> **STATED PROBLEM**
Reproduce every record exactly as it appears, but not the pictures.

> **PROVIDED RECORDS**
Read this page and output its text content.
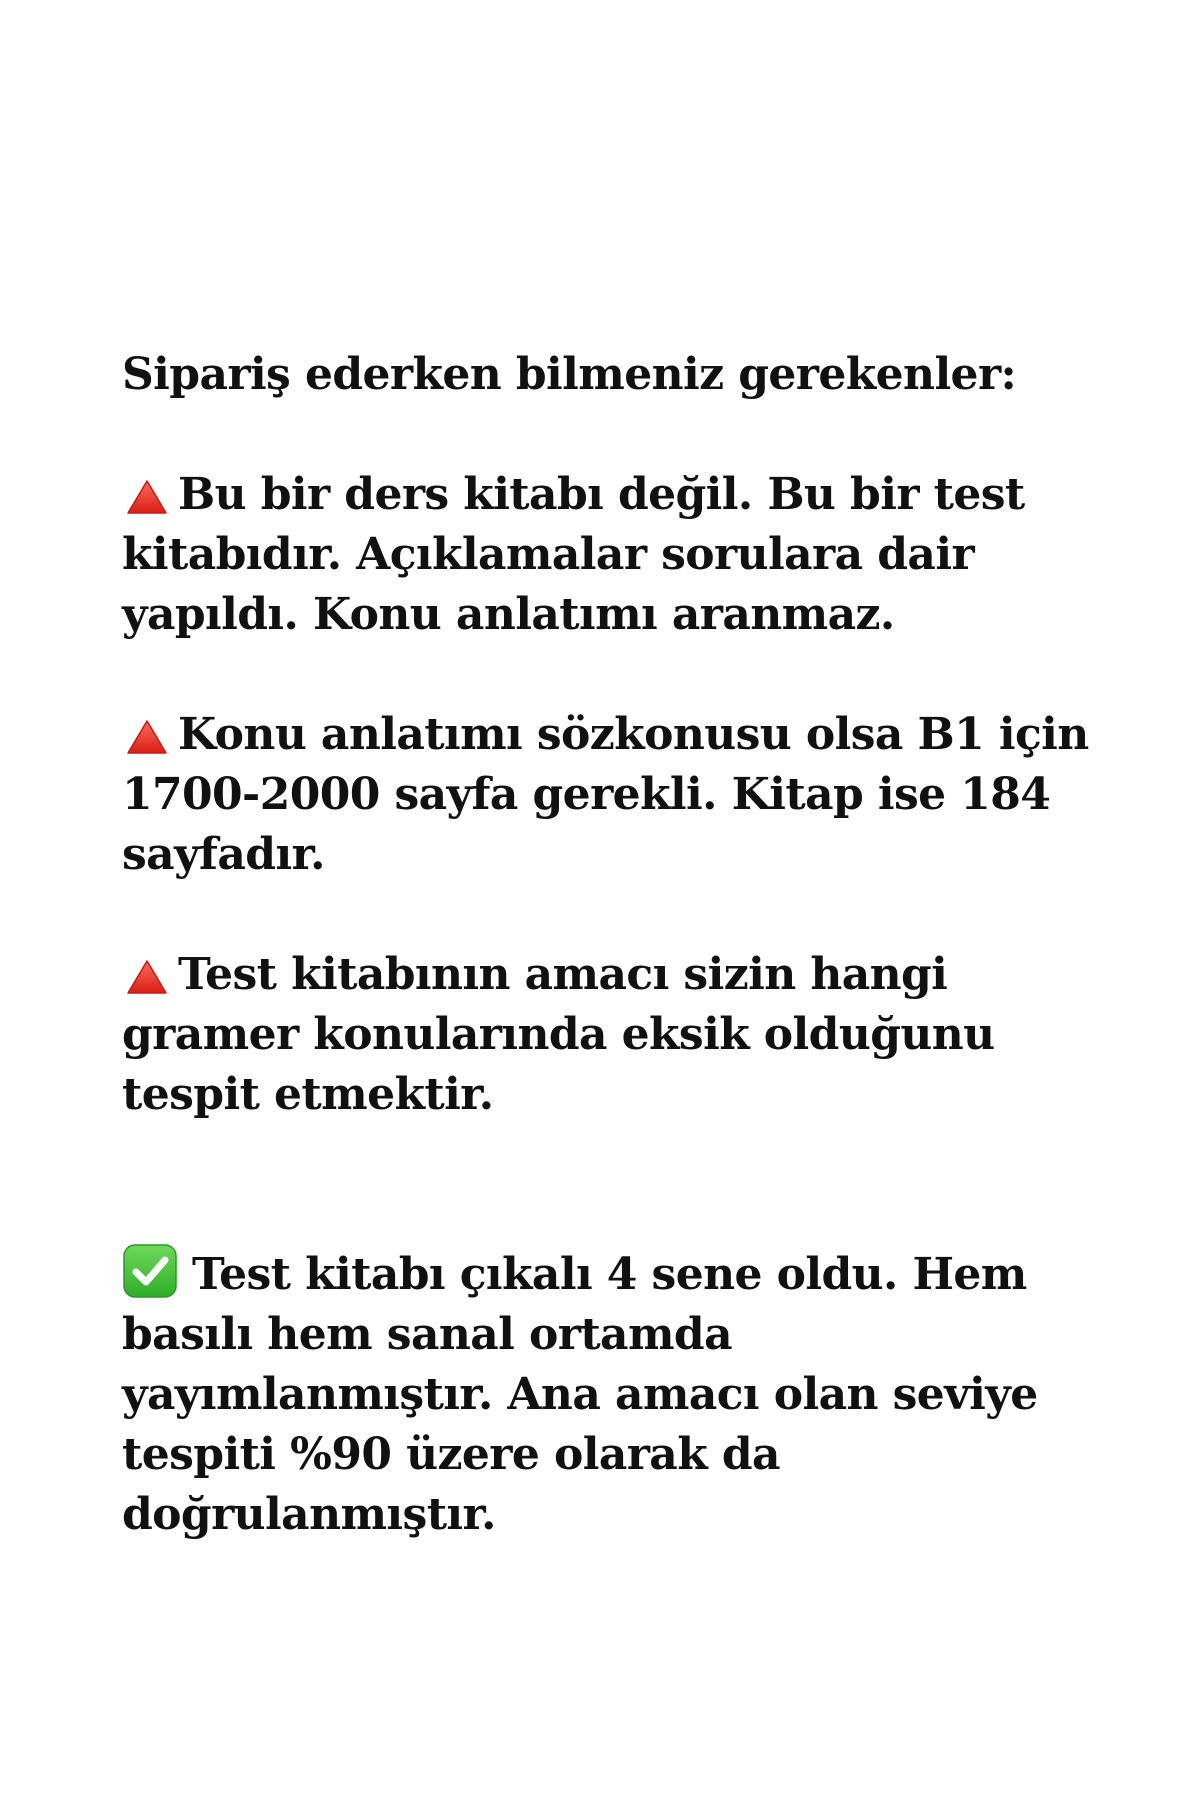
Sipariş ederken bilmeniz gerekenler:
Bu bir ders kitabı değil. Bu bir test kitabıdır. Açıklamalar sorulara dair yapıldı. Konu anlatımı aranmaz.
Konu anlatımı sözkonusu olsa B1 için 1700-2000 sayfa gerekli. Kitap ise 184 sayfadır.
Test kitabının amacı sizin hangi gramer konularında eksik olduğunu tespit etmektir.
Test kitabı çıkalı 4 sene oldu. Hem basılı hem sanal ortamda yayımlanmıştır. Ana amacı olan seviye tespiti %90 üzere olarak da doğrulanmıştır.
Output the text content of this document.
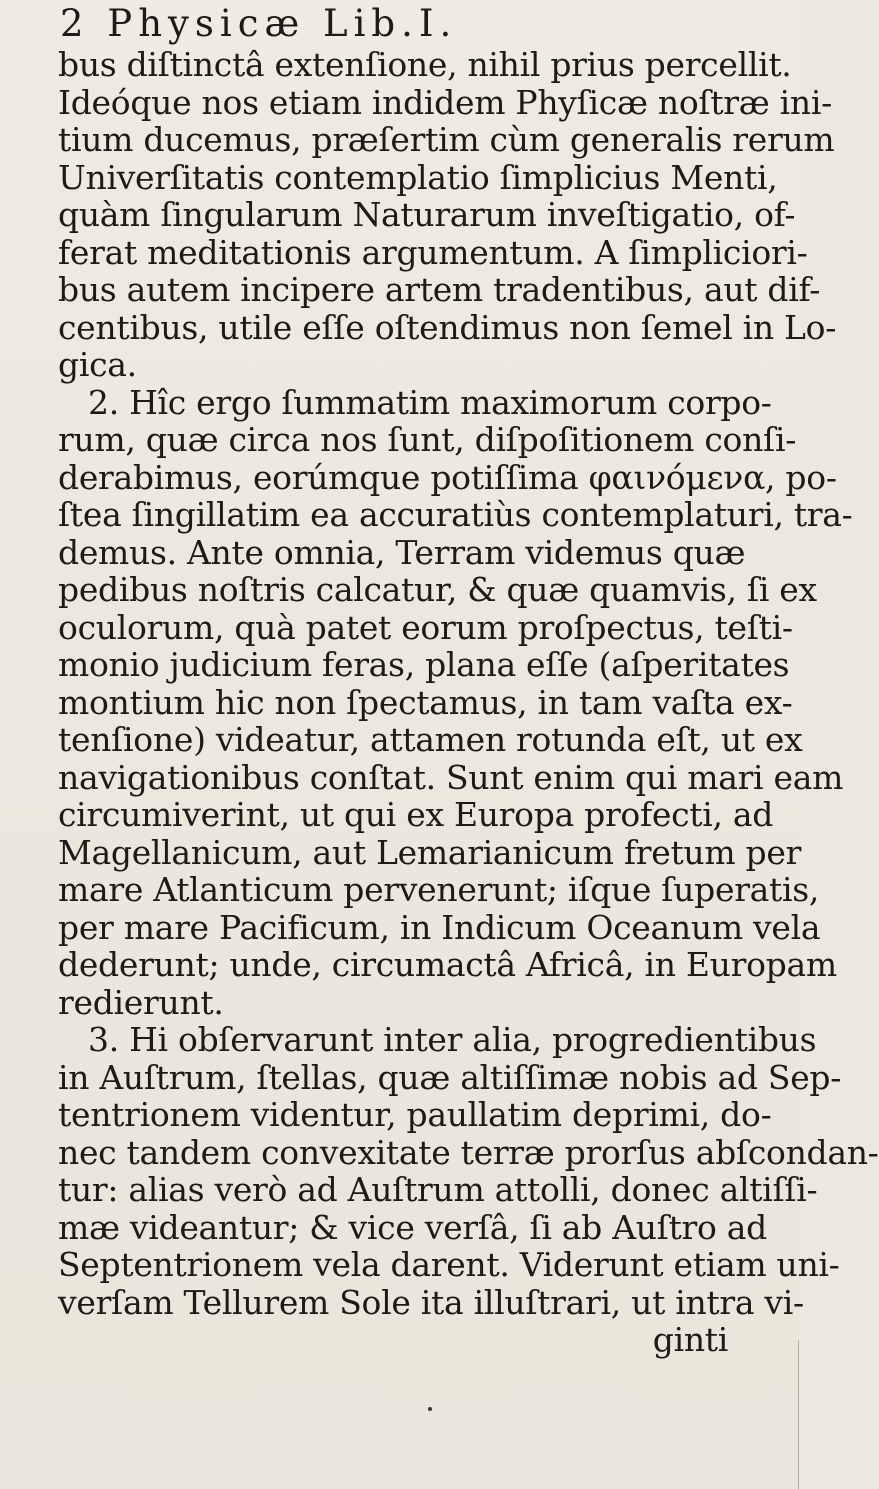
2 Physicæ Lib.I.
bus diſtinctâ extenſione, nihil prius percellit.
Ideóque nos etiam indidem Phyſicæ noſtræ ini-
tium ducemus, præſertim cùm generalis rerum
Univerſitatis contemplatio ſimplicius Menti,
quàm ſingularum Naturarum inveſtigatio, of-
ferat meditationis argumentum. A ſimpliciori-
bus autem incipere artem tradentibus, aut dif-
centibus, utile eſſe oſtendimus non ſemel in Lo-
gica.
2. Hîc ergo ſummatim maximorum corpo-
rum, quæ circa nos ſunt, diſpoſitionem conſi-
derabimus, eorúmque potiſſima φαινόμενα, po-
ſtea ſingillatim ea accuratiùs contemplaturi, tra-
demus. Ante omnia, Terram videmus quæ
pedibus noſtris calcatur, & quæ quamvis, ſi ex
oculorum, quà patet eorum proſpectus, teſti-
monio judicium feras, plana eſſe (aſperitates
montium hic non ſpectamus, in tam vaſta ex-
tenſione) videatur, attamen rotunda eſt, ut ex
navigationibus conſtat. Sunt enim qui mari eam
circumiverint, ut qui ex Europa profecti, ad
Magellanicum, aut Lemarianicum fretum per
mare Atlanticum pervenerunt; iſque ſuperatis,
per mare Pacificum, in Indicum Oceanum vela
dederunt; unde, circumactâ Africâ, in Europam
redierunt.
3. Hi obſervarunt inter alia, progredientibus
in Auſtrum, ſtellas, quæ altiſſimæ nobis ad Sep-
tentrionem videntur, paullatim deprimi, do-
nec tandem convexitate terræ prorſus abſcondan-
tur: alias verò ad Auſtrum attolli, donec altiſſi-
mæ videantur; & vice verſâ, ſi ab Auſtro ad
Septentrionem vela darent. Viderunt etiam uni-
verſam Tellurem Sole ita illuſtrari, ut intra vi-
ginti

> **ANSWER**
Read this page and output its text content.
Sipariş ederken bilmeniz gerekenler:
Bu bir ders kitabı değil. Bu bir test kitabıdır. Açıklamalar sorulara dair yapıldı. Konu anlatımı aranmaz.
Konu anlatımı sözkonusu olsa B1 için 1700-2000 sayfa gerekli. Kitap ise 184 sayfadır.
Test kitabının amacı sizin hangi gramer konularında eksik olduğunu tespit etmektir.
Test kitabı çıkalı 4 sene oldu. Hem basılı hem sanal ortamda yayımlanmıştır. Ana amacı olan seviye tespiti %90 üzere olarak da doğrulanmıştır.
Output the text content of this document.
2 Physicæ Lib.I.
bus diſtinctâ extenſione, nihil prius percellit.
Ideóque nos etiam indidem Phyſicæ noſtræ ini-
tium ducemus, præſertim cùm generalis rerum
Univerſitatis contemplatio ſimplicius Menti,
quàm ſingularum Naturarum inveſtigatio, of-
ferat meditationis argumentum. A ſimpliciori-
bus autem incipere artem tradentibus, aut dif-
centibus, utile eſſe oſtendimus non ſemel in Lo-
gica.
2. Hîc ergo ſummatim maximorum corpo-
rum, quæ circa nos ſunt, diſpoſitionem conſi-
derabimus, eorúmque potiſſima φαινόμενα, po-
ſtea ſingillatim ea accuratiùs contemplaturi, tra-
demus. Ante omnia, Terram videmus quæ
pedibus noſtris calcatur, & quæ quamvis, ſi ex
oculorum, quà patet eorum proſpectus, teſti-
monio judicium feras, plana eſſe (aſperitates
montium hic non ſpectamus, in tam vaſta ex-
tenſione) videatur, attamen rotunda eſt, ut ex
navigationibus conſtat. Sunt enim qui mari eam
circumiverint, ut qui ex Europa profecti, ad
Magellanicum, aut Lemarianicum fretum per
mare Atlanticum pervenerunt; iſque ſuperatis,
per mare Pacificum, in Indicum Oceanum vela
dederunt; unde, circumactâ Africâ, in Europam
redierunt.
3. Hi obſervarunt inter alia, progredientibus
in Auſtrum, ſtellas, quæ altiſſimæ nobis ad Sep-
tentrionem videntur, paullatim deprimi, do-
nec tandem convexitate terræ prorſus abſcondan-
tur: alias verò ad Auſtrum attolli, donec altiſſi-
mæ videantur; & vice verſâ, ſi ab Auſtro ad
Septentrionem vela darent. Viderunt etiam uni-
verſam Tellurem Sole ita illuſtrari, ut intra vi-
ginti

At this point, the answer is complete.